_JOB_.
Reproduce the following material exactly, including every line.

___ RECORDS SHOWN

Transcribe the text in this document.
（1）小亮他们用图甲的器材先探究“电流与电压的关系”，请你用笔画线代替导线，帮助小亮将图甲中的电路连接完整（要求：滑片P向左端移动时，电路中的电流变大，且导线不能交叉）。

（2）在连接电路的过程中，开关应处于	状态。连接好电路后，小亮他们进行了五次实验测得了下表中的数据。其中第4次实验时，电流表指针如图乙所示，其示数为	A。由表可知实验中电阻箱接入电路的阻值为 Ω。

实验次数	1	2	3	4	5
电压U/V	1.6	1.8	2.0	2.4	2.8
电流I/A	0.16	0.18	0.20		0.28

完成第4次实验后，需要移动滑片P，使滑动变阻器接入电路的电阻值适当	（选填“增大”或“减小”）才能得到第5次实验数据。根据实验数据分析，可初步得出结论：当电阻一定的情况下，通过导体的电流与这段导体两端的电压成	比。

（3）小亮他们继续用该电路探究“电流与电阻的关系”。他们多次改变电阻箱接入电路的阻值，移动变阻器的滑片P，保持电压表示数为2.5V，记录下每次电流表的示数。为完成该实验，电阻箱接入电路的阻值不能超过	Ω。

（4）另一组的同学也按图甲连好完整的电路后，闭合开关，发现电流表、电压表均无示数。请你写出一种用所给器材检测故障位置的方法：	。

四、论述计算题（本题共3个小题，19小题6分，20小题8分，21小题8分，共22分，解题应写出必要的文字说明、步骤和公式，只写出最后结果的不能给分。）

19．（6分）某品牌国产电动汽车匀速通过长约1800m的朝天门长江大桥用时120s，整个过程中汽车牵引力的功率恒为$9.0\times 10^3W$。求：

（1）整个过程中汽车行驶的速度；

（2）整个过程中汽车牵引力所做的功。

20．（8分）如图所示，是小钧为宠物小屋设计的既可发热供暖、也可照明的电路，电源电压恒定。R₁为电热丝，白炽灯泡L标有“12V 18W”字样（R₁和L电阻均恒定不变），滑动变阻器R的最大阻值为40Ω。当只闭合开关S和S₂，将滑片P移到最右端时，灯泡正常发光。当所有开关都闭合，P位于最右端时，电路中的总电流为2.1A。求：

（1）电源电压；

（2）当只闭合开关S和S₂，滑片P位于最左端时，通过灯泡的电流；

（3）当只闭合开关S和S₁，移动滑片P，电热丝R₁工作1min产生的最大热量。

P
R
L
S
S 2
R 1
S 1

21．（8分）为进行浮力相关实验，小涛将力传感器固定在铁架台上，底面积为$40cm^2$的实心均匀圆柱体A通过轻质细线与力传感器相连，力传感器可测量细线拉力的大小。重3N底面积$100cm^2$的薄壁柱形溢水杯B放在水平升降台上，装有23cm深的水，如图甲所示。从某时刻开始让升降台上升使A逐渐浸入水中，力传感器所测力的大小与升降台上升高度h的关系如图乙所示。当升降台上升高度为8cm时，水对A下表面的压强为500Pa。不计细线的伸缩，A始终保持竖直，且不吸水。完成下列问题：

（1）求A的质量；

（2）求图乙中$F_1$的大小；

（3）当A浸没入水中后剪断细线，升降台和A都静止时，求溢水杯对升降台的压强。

______

_TASK ANSWER_.
Transcribe the text in this document.
（1）小亮他们用图甲的器材先探究“电流与电压的关系”，请你用笔画线代替导线，帮助小亮将图甲中的电路连接完整（要求：滑片P向左端移动时，电路中的电流变大，且导线不能交叉）。

（2）在连接电路的过程中，开关应处于	状态。连接好电路后，小亮他们进行了五次实验测得了下表中的数据。其中第4次实验时，电流表指针如图乙所示，其示数为	A。由表可知实验中电阻箱接入电路的阻值为 Ω。

实验次数	1	2	3	4	5
电压U/V	1.6	1.8	2.0	2.4	2.8
电流I/A	0.16	0.18	0.20		0.28

完成第4次实验后，需要移动滑片P，使滑动变阻器接入电路的电阻值适当	（选填“增大”或“减小”）才能得到第5次实验数据。根据实验数据分析，可初步得出结论：当电阻一定的情况下，通过导体的电流与这段导体两端的电压成	比。

（3）小亮他们继续用该电路探究“电流与电阻的关系”。他们多次改变电阻箱接入电路的阻值，移动变阻器的滑片P，保持电压表示数为2.5V，记录下每次电流表的示数。为完成该实验，电阻箱接入电路的阻值不能超过	Ω。

（4）另一组的同学也按图甲连好完整的电路后，闭合开关，发现电流表、电压表均无示数。请你写出一种用所给器材检测故障位置的方法：	。

四、论述计算题（本题共3个小题，19小题6分，20小题8分，21小题8分，共22分，解题应写出必要的文字说明、步骤和公式，只写出最后结果的不能给分。）

19．（6分）某品牌国产电动汽车匀速通过长约1800m的朝天门长江大桥用时120s，整个过程中汽车牵引力的功率恒为$9.0\times 10^3W$。求：

（1）整个过程中汽车行驶的速度；

（2）整个过程中汽车牵引力所做的功。

20．（8分）如图所示，是小钧为宠物小屋设计的既可发热供暖、也可照明的电路，电源电压恒定。R₁为电热丝，白炽灯泡L标有“12V 18W”字样（R₁和L电阻均恒定不变），滑动变阻器R的最大阻值为40Ω。当只闭合开关S和S₂，将滑片P移到最右端时，灯泡正常发光。当所有开关都闭合，P位于最右端时，电路中的总电流为2.1A。求：

（1）电源电压；

（2）当只闭合开关S和S₂，滑片P位于最左端时，通过灯泡的电流；

（3）当只闭合开关S和S₁，移动滑片P，电热丝R₁工作1min产生的最大热量。

P
R
L
S
S 2
R 1
S 1

21．（8分）为进行浮力相关实验，小涛将力传感器固定在铁架台上，底面积为$40cm^2$的实心均匀圆柱体A通过轻质细线与力传感器相连，力传感器可测量细线拉力的大小。重3N底面积$100cm^2$的薄壁柱形溢水杯B放在水平升降台上，装有23cm深的水，如图甲所示。从某时刻开始让升降台上升使A逐渐浸入水中，力传感器所测力的大小与升降台上升高度h的关系如图乙所示。当升降台上升高度为8cm时，水对A下表面的压强为500Pa。不计细线的伸缩，A始终保持竖直，且不吸水。完成下列问题：

（1）求A的质量；

（2）求图乙中$F_1$的大小；

（3）当A浸没入水中后剪断细线，升降台和A都静止时，求溢水杯对升降台的压强。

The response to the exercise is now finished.